▶ _Exercise details_: Can you print, character for character, the lines of the records that start with the line containing "What elements are" and run through the line containing "header-onoff: On/Off — [596, 258, 629, 270]", leaving out any pictures?

** START OF Input records **

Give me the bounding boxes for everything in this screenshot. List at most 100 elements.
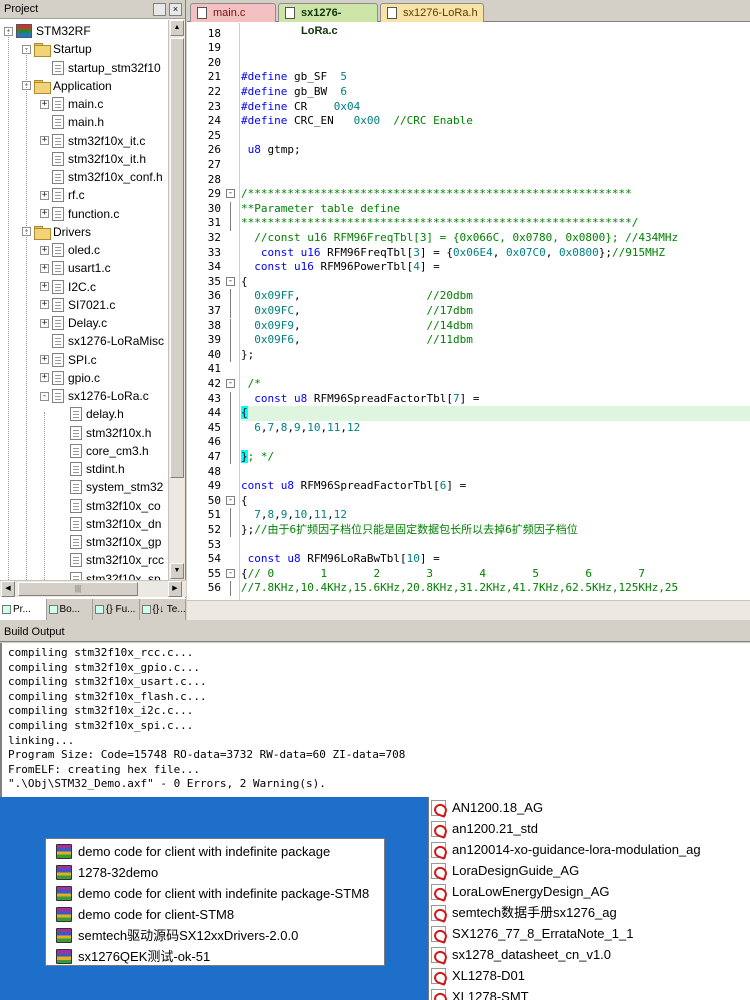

** END OF Input records **
** START OF Input records **

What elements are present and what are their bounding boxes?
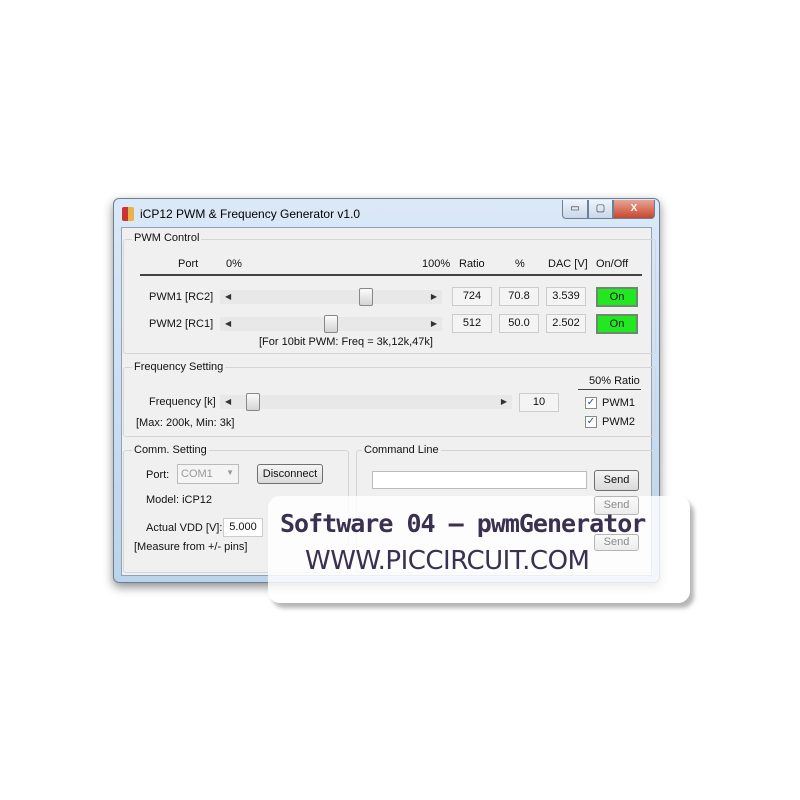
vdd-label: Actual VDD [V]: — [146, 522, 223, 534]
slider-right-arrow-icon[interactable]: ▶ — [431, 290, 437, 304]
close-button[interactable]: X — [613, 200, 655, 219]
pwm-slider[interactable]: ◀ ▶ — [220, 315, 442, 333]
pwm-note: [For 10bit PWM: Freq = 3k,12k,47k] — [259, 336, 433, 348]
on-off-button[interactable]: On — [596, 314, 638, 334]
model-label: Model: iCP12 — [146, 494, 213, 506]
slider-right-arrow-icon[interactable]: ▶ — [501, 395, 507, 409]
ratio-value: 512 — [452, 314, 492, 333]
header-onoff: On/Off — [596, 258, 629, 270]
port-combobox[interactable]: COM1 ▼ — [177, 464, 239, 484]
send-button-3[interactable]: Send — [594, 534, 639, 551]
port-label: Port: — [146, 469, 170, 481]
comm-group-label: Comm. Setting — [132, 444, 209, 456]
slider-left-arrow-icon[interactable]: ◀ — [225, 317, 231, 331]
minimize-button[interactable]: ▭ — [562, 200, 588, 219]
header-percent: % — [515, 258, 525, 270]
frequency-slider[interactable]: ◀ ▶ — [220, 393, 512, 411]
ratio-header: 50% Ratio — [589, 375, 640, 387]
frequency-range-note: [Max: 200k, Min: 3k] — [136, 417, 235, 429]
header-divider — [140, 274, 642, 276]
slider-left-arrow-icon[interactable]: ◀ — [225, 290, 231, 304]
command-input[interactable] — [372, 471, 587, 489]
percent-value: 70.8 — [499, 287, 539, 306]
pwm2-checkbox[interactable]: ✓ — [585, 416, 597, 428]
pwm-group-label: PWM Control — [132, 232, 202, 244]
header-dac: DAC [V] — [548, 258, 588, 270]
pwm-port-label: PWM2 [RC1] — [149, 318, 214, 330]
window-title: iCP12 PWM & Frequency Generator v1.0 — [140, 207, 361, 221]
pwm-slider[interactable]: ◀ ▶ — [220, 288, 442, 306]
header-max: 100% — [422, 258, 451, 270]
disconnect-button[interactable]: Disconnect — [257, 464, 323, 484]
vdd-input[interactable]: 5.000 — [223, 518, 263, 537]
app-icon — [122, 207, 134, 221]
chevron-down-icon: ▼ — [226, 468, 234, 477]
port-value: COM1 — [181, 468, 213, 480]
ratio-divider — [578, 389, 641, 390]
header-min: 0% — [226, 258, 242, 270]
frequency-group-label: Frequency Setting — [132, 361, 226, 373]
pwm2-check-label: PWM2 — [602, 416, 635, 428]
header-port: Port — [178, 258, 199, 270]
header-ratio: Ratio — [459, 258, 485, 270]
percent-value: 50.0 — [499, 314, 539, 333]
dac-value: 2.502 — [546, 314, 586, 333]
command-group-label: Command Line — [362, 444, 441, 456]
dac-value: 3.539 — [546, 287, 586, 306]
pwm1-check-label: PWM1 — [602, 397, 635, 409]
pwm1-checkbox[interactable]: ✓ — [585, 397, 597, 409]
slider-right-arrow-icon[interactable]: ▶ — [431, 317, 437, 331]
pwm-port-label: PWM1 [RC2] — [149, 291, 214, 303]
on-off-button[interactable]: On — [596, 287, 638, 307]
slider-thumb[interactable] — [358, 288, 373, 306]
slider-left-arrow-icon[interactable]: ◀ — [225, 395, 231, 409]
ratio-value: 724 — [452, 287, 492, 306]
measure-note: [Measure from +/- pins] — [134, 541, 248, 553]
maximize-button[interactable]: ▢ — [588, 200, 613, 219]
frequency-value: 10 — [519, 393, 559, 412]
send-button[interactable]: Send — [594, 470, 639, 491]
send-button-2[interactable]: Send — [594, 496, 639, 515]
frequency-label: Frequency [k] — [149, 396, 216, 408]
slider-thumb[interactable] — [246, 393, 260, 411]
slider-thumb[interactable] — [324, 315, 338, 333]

** END OF Input records **

▶ _In response_:
What elements are present and what are their bounding boxes?
vdd-label: Actual VDD [V]: — [146, 522, 223, 534]
slider-right-arrow-icon[interactable]: ▶ — [431, 290, 437, 304]
close-button[interactable]: X — [613, 200, 655, 219]
pwm-slider[interactable]: ◀ ▶ — [220, 315, 442, 333]
pwm-note: [For 10bit PWM: Freq = 3k,12k,47k] — [259, 336, 433, 348]
on-off-button[interactable]: On — [596, 314, 638, 334]
model-label: Model: iCP12 — [146, 494, 213, 506]
slider-right-arrow-icon[interactable]: ▶ — [501, 395, 507, 409]
ratio-value: 512 — [452, 314, 492, 333]
header-onoff: On/Off — [596, 258, 629, 270]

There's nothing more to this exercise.